▶ [Problem requirements] Select the lines that hold the word "this" and copy each one.
begin
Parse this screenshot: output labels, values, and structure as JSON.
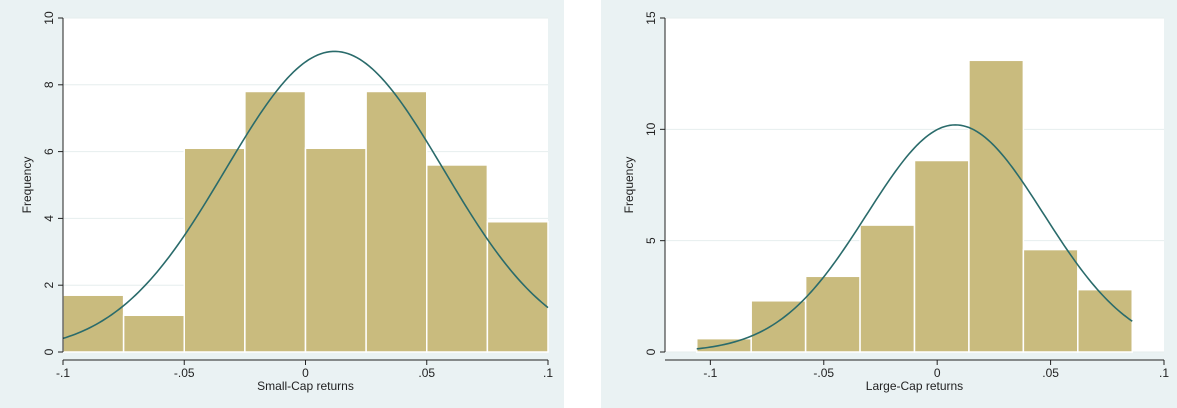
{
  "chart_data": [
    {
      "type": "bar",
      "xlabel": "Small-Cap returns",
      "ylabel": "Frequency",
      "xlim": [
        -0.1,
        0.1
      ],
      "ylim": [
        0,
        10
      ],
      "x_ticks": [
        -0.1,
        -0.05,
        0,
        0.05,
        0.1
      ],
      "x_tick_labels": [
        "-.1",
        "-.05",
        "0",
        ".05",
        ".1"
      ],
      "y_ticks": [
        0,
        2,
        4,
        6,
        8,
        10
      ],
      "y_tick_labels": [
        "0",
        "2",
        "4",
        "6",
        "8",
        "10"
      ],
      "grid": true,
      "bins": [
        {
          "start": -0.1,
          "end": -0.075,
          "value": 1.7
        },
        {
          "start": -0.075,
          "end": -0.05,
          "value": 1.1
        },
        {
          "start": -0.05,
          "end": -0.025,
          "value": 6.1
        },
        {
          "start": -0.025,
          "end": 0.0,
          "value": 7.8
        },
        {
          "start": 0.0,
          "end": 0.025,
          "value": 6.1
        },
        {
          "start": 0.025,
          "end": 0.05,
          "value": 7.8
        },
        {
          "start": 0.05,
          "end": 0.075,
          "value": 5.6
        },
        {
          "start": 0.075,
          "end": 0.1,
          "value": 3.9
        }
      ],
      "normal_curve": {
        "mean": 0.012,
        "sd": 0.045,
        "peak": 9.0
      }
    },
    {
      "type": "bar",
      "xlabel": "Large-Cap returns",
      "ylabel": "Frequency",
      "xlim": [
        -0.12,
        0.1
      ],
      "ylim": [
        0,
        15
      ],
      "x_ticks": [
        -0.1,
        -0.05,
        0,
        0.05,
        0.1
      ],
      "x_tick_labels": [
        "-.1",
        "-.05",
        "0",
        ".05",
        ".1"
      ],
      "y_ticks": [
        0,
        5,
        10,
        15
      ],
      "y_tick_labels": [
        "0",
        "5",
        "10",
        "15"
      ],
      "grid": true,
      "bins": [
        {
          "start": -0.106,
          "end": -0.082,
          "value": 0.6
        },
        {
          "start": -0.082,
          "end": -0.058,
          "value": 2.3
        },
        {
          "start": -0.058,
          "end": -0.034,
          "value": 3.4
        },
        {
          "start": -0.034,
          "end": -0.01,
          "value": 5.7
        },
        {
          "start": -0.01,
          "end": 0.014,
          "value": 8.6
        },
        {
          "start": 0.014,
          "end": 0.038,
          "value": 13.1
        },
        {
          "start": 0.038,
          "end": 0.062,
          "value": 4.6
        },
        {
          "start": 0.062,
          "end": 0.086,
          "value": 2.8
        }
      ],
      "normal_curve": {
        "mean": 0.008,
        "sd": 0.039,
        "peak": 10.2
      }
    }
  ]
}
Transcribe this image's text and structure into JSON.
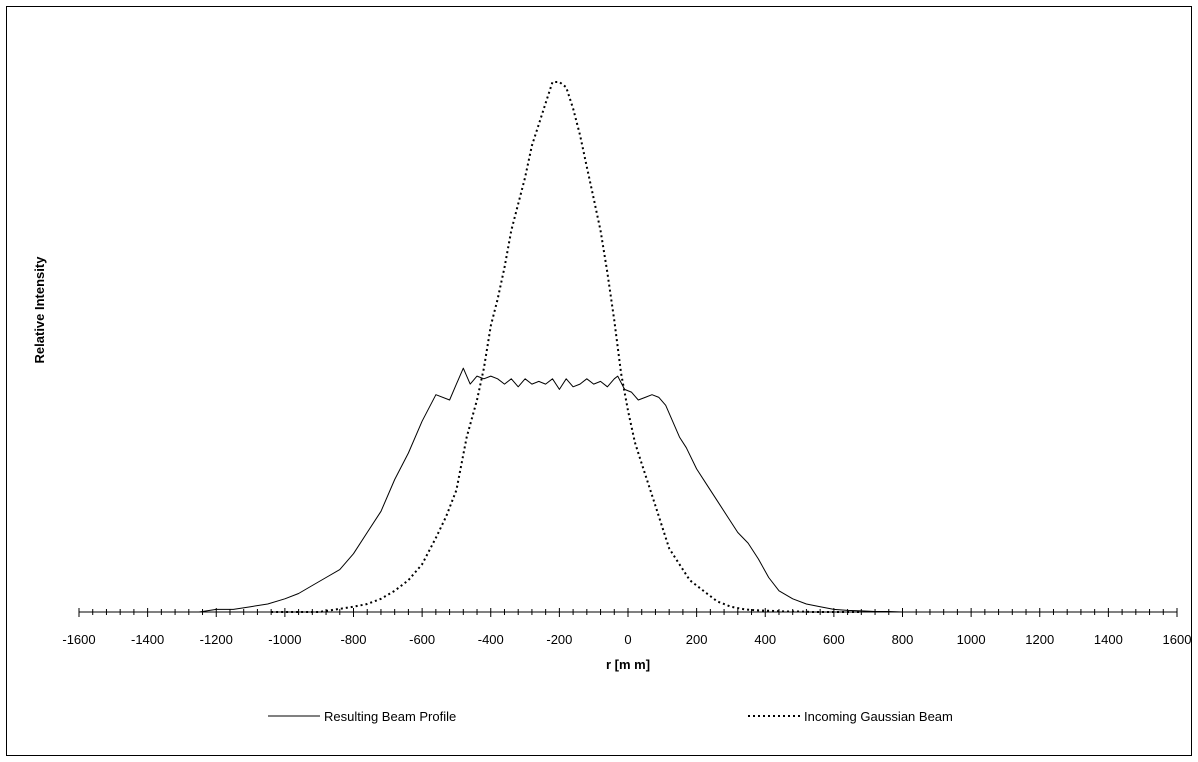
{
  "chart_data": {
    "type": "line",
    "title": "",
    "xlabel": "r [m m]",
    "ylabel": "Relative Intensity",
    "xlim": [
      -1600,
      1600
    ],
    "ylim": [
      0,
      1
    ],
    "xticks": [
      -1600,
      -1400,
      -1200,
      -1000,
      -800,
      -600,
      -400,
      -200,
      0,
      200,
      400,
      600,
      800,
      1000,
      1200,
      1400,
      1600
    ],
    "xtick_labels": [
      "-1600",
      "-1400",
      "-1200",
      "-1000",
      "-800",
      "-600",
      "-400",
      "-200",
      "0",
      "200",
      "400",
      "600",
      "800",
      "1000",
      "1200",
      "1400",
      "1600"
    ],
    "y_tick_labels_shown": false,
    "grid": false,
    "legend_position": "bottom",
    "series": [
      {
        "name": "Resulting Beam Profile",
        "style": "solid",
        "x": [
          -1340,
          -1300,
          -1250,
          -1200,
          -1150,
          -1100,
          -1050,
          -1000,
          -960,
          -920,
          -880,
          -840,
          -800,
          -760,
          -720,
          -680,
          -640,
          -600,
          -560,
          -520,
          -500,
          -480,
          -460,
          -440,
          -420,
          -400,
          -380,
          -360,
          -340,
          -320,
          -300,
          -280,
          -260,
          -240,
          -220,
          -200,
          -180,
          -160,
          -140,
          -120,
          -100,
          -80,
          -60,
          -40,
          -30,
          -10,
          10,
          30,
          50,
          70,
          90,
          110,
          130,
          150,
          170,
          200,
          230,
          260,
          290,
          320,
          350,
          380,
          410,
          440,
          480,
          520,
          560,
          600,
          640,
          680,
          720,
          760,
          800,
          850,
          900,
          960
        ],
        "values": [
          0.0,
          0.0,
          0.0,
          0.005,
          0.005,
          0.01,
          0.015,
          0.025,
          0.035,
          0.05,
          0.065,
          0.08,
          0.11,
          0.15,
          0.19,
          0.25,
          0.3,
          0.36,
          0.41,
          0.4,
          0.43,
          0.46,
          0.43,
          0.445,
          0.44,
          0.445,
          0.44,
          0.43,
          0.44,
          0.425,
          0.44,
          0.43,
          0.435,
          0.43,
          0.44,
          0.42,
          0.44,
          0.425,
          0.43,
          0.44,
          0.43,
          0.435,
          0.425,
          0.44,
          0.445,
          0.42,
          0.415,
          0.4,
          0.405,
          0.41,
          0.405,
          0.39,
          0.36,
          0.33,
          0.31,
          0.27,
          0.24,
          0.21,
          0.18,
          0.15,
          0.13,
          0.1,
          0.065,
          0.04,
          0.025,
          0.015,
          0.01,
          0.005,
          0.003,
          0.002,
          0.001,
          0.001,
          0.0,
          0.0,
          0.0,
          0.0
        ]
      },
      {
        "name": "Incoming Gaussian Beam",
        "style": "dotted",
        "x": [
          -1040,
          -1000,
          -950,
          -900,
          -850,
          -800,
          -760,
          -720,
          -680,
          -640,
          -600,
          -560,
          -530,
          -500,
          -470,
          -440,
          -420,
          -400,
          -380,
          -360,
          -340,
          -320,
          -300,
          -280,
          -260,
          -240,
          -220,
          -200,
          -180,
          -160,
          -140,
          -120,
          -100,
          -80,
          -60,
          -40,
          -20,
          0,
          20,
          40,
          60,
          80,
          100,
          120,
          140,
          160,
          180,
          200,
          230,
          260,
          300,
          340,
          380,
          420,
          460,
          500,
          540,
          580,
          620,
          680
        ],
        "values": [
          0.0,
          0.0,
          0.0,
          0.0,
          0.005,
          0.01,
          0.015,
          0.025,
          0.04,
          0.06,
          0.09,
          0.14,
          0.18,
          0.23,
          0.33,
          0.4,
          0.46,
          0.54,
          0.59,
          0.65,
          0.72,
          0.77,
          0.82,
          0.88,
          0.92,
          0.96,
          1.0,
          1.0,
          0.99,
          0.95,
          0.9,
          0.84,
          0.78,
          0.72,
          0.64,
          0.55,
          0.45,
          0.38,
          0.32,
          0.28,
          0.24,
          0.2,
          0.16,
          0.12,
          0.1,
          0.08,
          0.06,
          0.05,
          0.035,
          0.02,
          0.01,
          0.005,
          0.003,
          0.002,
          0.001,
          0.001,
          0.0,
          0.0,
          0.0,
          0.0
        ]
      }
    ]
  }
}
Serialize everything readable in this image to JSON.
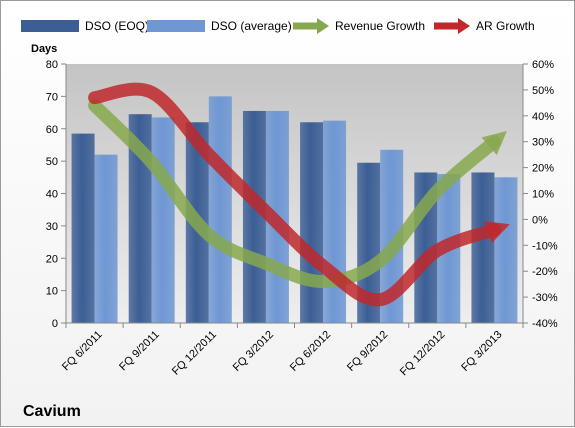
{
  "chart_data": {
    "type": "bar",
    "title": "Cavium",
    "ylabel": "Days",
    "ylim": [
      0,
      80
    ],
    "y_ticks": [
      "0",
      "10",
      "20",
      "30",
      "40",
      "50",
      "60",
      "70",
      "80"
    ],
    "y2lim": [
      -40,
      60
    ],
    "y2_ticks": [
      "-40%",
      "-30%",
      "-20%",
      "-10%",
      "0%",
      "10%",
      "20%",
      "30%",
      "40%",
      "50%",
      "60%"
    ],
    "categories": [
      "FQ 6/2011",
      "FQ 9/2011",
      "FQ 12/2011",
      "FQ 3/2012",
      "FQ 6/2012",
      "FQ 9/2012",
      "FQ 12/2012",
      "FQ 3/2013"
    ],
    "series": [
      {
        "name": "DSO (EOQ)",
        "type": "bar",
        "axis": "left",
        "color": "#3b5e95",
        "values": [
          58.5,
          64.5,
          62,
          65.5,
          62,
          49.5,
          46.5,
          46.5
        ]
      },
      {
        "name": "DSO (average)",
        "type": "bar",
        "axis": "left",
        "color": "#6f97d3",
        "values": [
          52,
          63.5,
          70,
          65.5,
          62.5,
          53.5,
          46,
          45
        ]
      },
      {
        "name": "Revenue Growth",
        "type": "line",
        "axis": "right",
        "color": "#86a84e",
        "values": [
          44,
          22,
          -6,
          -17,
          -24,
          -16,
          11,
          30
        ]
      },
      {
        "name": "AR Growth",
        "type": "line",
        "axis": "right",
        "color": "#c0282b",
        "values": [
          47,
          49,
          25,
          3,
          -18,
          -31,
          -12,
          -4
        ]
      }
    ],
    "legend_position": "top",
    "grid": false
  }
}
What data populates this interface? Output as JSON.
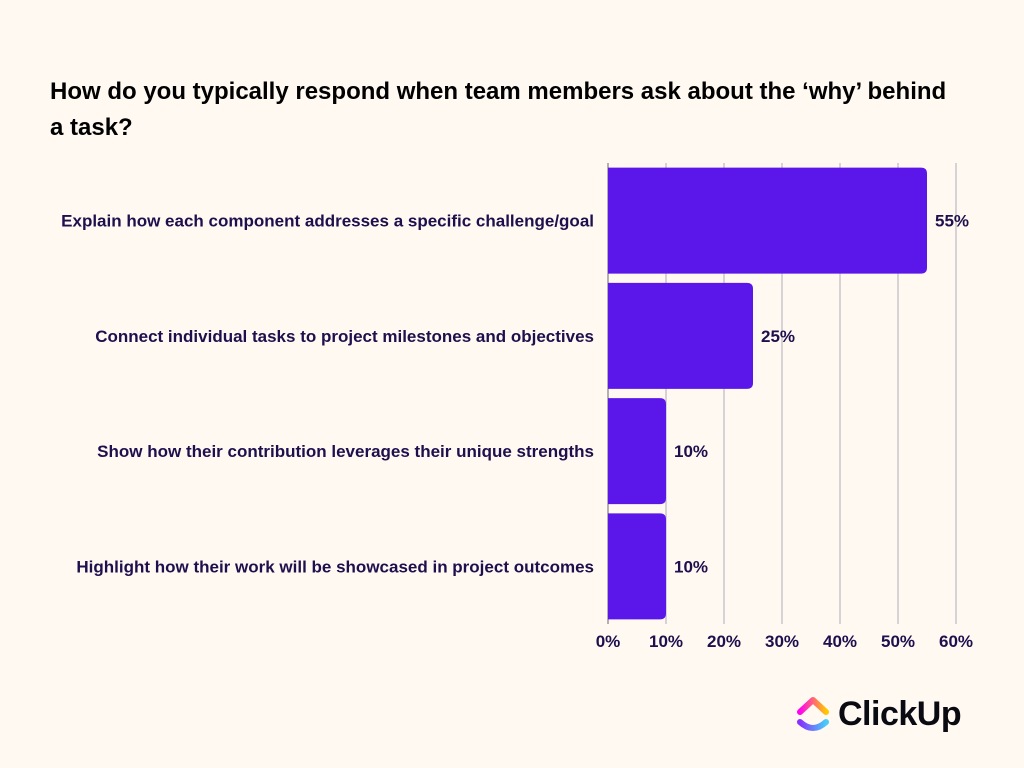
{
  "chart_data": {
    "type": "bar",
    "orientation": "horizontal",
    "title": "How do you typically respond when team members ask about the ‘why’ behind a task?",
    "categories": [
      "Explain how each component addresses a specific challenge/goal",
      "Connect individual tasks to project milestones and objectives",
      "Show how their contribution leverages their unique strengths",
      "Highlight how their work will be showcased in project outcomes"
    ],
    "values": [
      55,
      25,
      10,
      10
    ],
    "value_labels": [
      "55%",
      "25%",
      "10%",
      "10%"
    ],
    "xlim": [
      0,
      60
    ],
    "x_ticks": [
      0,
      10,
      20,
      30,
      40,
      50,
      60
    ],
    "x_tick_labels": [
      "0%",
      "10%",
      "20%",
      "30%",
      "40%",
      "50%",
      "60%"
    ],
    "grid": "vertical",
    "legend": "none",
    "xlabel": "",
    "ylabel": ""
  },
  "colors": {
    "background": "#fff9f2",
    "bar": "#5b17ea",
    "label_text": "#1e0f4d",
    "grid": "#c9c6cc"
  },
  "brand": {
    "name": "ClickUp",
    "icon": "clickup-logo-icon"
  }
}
end
▶ [Task solution]
Parse this screenshot: output labels, values, and structure as JSON.
Transcribe this image's text and structure into JSON.
Serialize everything readable in this image to JSON.
What data populates this interface? Output as JSON.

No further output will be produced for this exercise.